__RECORDS__
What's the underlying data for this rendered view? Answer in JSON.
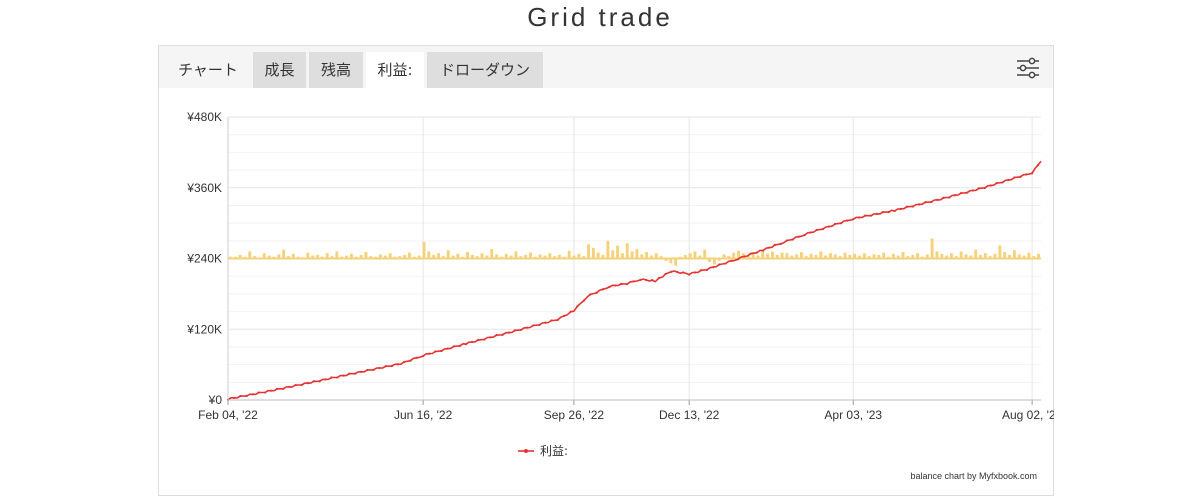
{
  "page": {
    "title": "Grid trade"
  },
  "tabs": [
    {
      "label": "チャート",
      "state": "plain"
    },
    {
      "label": "成長",
      "state": "inactive"
    },
    {
      "label": "残高",
      "state": "inactive"
    },
    {
      "label": "利益:",
      "state": "active"
    },
    {
      "label": "ドローダウン",
      "state": "inactive"
    }
  ],
  "settings_icon": "sliders-icon",
  "credit": "balance chart by Myfxbook.com",
  "colors": {
    "line": "#e53333",
    "bars": "#f5d27a",
    "grid": "#e6e6e6"
  },
  "chart_data": {
    "type": "line",
    "title": "",
    "xlabel": "",
    "ylabel": "",
    "ylim": [
      0,
      480000
    ],
    "y_ticks": [
      {
        "value": 0,
        "label": "¥0"
      },
      {
        "value": 120000,
        "label": "¥120K"
      },
      {
        "value": 240000,
        "label": "¥240K"
      },
      {
        "value": 360000,
        "label": "¥360K"
      },
      {
        "value": 480000,
        "label": "¥480K"
      }
    ],
    "x_range": [
      "2022-02-04",
      "2023-08-08"
    ],
    "x_ticks": [
      {
        "date": "2022-02-04",
        "label": "Feb 04, '22"
      },
      {
        "date": "2022-06-16",
        "label": "Jun 16, '22"
      },
      {
        "date": "2022-09-26",
        "label": "Sep 26, '22"
      },
      {
        "date": "2022-12-13",
        "label": "Dec 13, '22"
      },
      {
        "date": "2023-04-03",
        "label": "Apr 03, '23"
      },
      {
        "date": "2023-08-02",
        "label": "Aug 02, '23"
      }
    ],
    "legend": {
      "position": "bottom-center"
    },
    "series": [
      {
        "name": "利益:",
        "x": [
          "2022-02-04",
          "2022-03-01",
          "2022-04-01",
          "2022-05-01",
          "2022-06-01",
          "2022-06-16",
          "2022-07-15",
          "2022-08-15",
          "2022-09-15",
          "2022-09-26",
          "2022-10-05",
          "2022-10-20",
          "2022-11-01",
          "2022-11-10",
          "2022-11-20",
          "2022-11-25",
          "2022-12-01",
          "2022-12-13",
          "2022-12-25",
          "2023-01-15",
          "2023-02-01",
          "2023-02-15",
          "2023-03-01",
          "2023-04-03",
          "2023-05-01",
          "2023-06-01",
          "2023-07-01",
          "2023-08-02",
          "2023-08-08"
        ],
        "values": [
          2000,
          14000,
          30000,
          46000,
          62000,
          76000,
          96000,
          116000,
          137000,
          152000,
          176000,
          193000,
          198000,
          205000,
          202000,
          210000,
          219000,
          214000,
          222000,
          240000,
          255000,
          268000,
          281000,
          308000,
          322000,
          341000,
          361000,
          386000,
          405000
        ]
      }
    ],
    "daily_bars": {
      "baseline": 240000,
      "description_values_in_yen_relative_to_baseline": [
        3000,
        3000,
        6000,
        3000,
        12000,
        4000,
        2000,
        9000,
        5000,
        3000,
        7000,
        15000,
        4000,
        8000,
        3000,
        2000,
        10000,
        5000,
        6000,
        3000,
        9000,
        4000,
        12000,
        3000,
        5000,
        8000,
        3000,
        6000,
        11000,
        4000,
        3000,
        7000,
        5000,
        9000,
        3000,
        4000,
        6000,
        10000,
        3000,
        5000,
        28000,
        12000,
        6000,
        9000,
        4000,
        14000,
        5000,
        8000,
        3000,
        11000,
        6000,
        4000,
        9000,
        5000,
        16000,
        7000,
        3000,
        8000,
        5000,
        12000,
        4000,
        6000,
        10000,
        3000,
        7000,
        5000,
        9000,
        4000,
        6000,
        3000,
        13000,
        5000,
        8000,
        4000,
        24000,
        18000,
        10000,
        6000,
        30000,
        14000,
        22000,
        9000,
        26000,
        12000,
        16000,
        7000,
        11000,
        5000,
        9000,
        4000,
        -4000,
        -8000,
        -12000,
        3000,
        6000,
        9000,
        12000,
        5000,
        15000,
        -6000,
        -10000,
        -4000,
        7000,
        4000,
        10000,
        13000,
        9000,
        6000,
        11000,
        5000,
        14000,
        8000,
        12000,
        6000,
        10000,
        9000,
        5000,
        7000,
        11000,
        4000,
        8000,
        6000,
        12000,
        5000,
        9000,
        7000,
        4000,
        10000,
        6000,
        8000,
        5000,
        9000,
        4000,
        7000,
        6000,
        10000,
        3000,
        8000,
        5000,
        11000,
        4000,
        6000,
        9000,
        3000,
        7000,
        34000,
        12000,
        8000,
        5000,
        9000,
        4000,
        12000,
        7000,
        5000,
        15000,
        6000,
        9000,
        4000,
        8000,
        22000,
        11000,
        6000,
        14000,
        7000,
        5000,
        10000,
        4000,
        8000
      ]
    }
  }
}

__TO DO__
Reproduce every entry word for word, but skip any pictures.

__FINAL ANSWER__
What's the underlying data for this rendered view? Answer in JSON.
{
  "page": {
    "title": "Grid trade"
  },
  "tabs": [
    {
      "label": "チャート",
      "state": "plain"
    },
    {
      "label": "成長",
      "state": "inactive"
    },
    {
      "label": "残高",
      "state": "inactive"
    },
    {
      "label": "利益:",
      "state": "active"
    },
    {
      "label": "ドローダウン",
      "state": "inactive"
    }
  ],
  "settings_icon": "sliders-icon",
  "credit": "balance chart by Myfxbook.com",
  "colors": {
    "line": "#e53333",
    "bars": "#f5d27a",
    "grid": "#e6e6e6"
  },
  "chart_data": {
    "type": "line",
    "title": "",
    "xlabel": "",
    "ylabel": "",
    "ylim": [
      0,
      480000
    ],
    "y_ticks": [
      {
        "value": 0,
        "label": "¥0"
      },
      {
        "value": 120000,
        "label": "¥120K"
      },
      {
        "value": 240000,
        "label": "¥240K"
      },
      {
        "value": 360000,
        "label": "¥360K"
      },
      {
        "value": 480000,
        "label": "¥480K"
      }
    ],
    "x_range": [
      "2022-02-04",
      "2023-08-08"
    ],
    "x_ticks": [
      {
        "date": "2022-02-04",
        "label": "Feb 04, '22"
      },
      {
        "date": "2022-06-16",
        "label": "Jun 16, '22"
      },
      {
        "date": "2022-09-26",
        "label": "Sep 26, '22"
      },
      {
        "date": "2022-12-13",
        "label": "Dec 13, '22"
      },
      {
        "date": "2023-04-03",
        "label": "Apr 03, '23"
      },
      {
        "date": "2023-08-02",
        "label": "Aug 02, '23"
      }
    ],
    "legend": {
      "position": "bottom-center"
    },
    "series": [
      {
        "name": "利益:",
        "x": [
          "2022-02-04",
          "2022-03-01",
          "2022-04-01",
          "2022-05-01",
          "2022-06-01",
          "2022-06-16",
          "2022-07-15",
          "2022-08-15",
          "2022-09-15",
          "2022-09-26",
          "2022-10-05",
          "2022-10-20",
          "2022-11-01",
          "2022-11-10",
          "2022-11-20",
          "2022-11-25",
          "2022-12-01",
          "2022-12-13",
          "2022-12-25",
          "2023-01-15",
          "2023-02-01",
          "2023-02-15",
          "2023-03-01",
          "2023-04-03",
          "2023-05-01",
          "2023-06-01",
          "2023-07-01",
          "2023-08-02",
          "2023-08-08"
        ],
        "values": [
          2000,
          14000,
          30000,
          46000,
          62000,
          76000,
          96000,
          116000,
          137000,
          152000,
          176000,
          193000,
          198000,
          205000,
          202000,
          210000,
          219000,
          214000,
          222000,
          240000,
          255000,
          268000,
          281000,
          308000,
          322000,
          341000,
          361000,
          386000,
          405000
        ]
      }
    ],
    "daily_bars": {
      "baseline": 240000,
      "description_values_in_yen_relative_to_baseline": [
        3000,
        3000,
        6000,
        3000,
        12000,
        4000,
        2000,
        9000,
        5000,
        3000,
        7000,
        15000,
        4000,
        8000,
        3000,
        2000,
        10000,
        5000,
        6000,
        3000,
        9000,
        4000,
        12000,
        3000,
        5000,
        8000,
        3000,
        6000,
        11000,
        4000,
        3000,
        7000,
        5000,
        9000,
        3000,
        4000,
        6000,
        10000,
        3000,
        5000,
        28000,
        12000,
        6000,
        9000,
        4000,
        14000,
        5000,
        8000,
        3000,
        11000,
        6000,
        4000,
        9000,
        5000,
        16000,
        7000,
        3000,
        8000,
        5000,
        12000,
        4000,
        6000,
        10000,
        3000,
        7000,
        5000,
        9000,
        4000,
        6000,
        3000,
        13000,
        5000,
        8000,
        4000,
        24000,
        18000,
        10000,
        6000,
        30000,
        14000,
        22000,
        9000,
        26000,
        12000,
        16000,
        7000,
        11000,
        5000,
        9000,
        4000,
        -4000,
        -8000,
        -12000,
        3000,
        6000,
        9000,
        12000,
        5000,
        15000,
        -6000,
        -10000,
        -4000,
        7000,
        4000,
        10000,
        13000,
        9000,
        6000,
        11000,
        5000,
        14000,
        8000,
        12000,
        6000,
        10000,
        9000,
        5000,
        7000,
        11000,
        4000,
        8000,
        6000,
        12000,
        5000,
        9000,
        7000,
        4000,
        10000,
        6000,
        8000,
        5000,
        9000,
        4000,
        7000,
        6000,
        10000,
        3000,
        8000,
        5000,
        11000,
        4000,
        6000,
        9000,
        3000,
        7000,
        34000,
        12000,
        8000,
        5000,
        9000,
        4000,
        12000,
        7000,
        5000,
        15000,
        6000,
        9000,
        4000,
        8000,
        22000,
        11000,
        6000,
        14000,
        7000,
        5000,
        10000,
        4000,
        8000
      ]
    }
  }
}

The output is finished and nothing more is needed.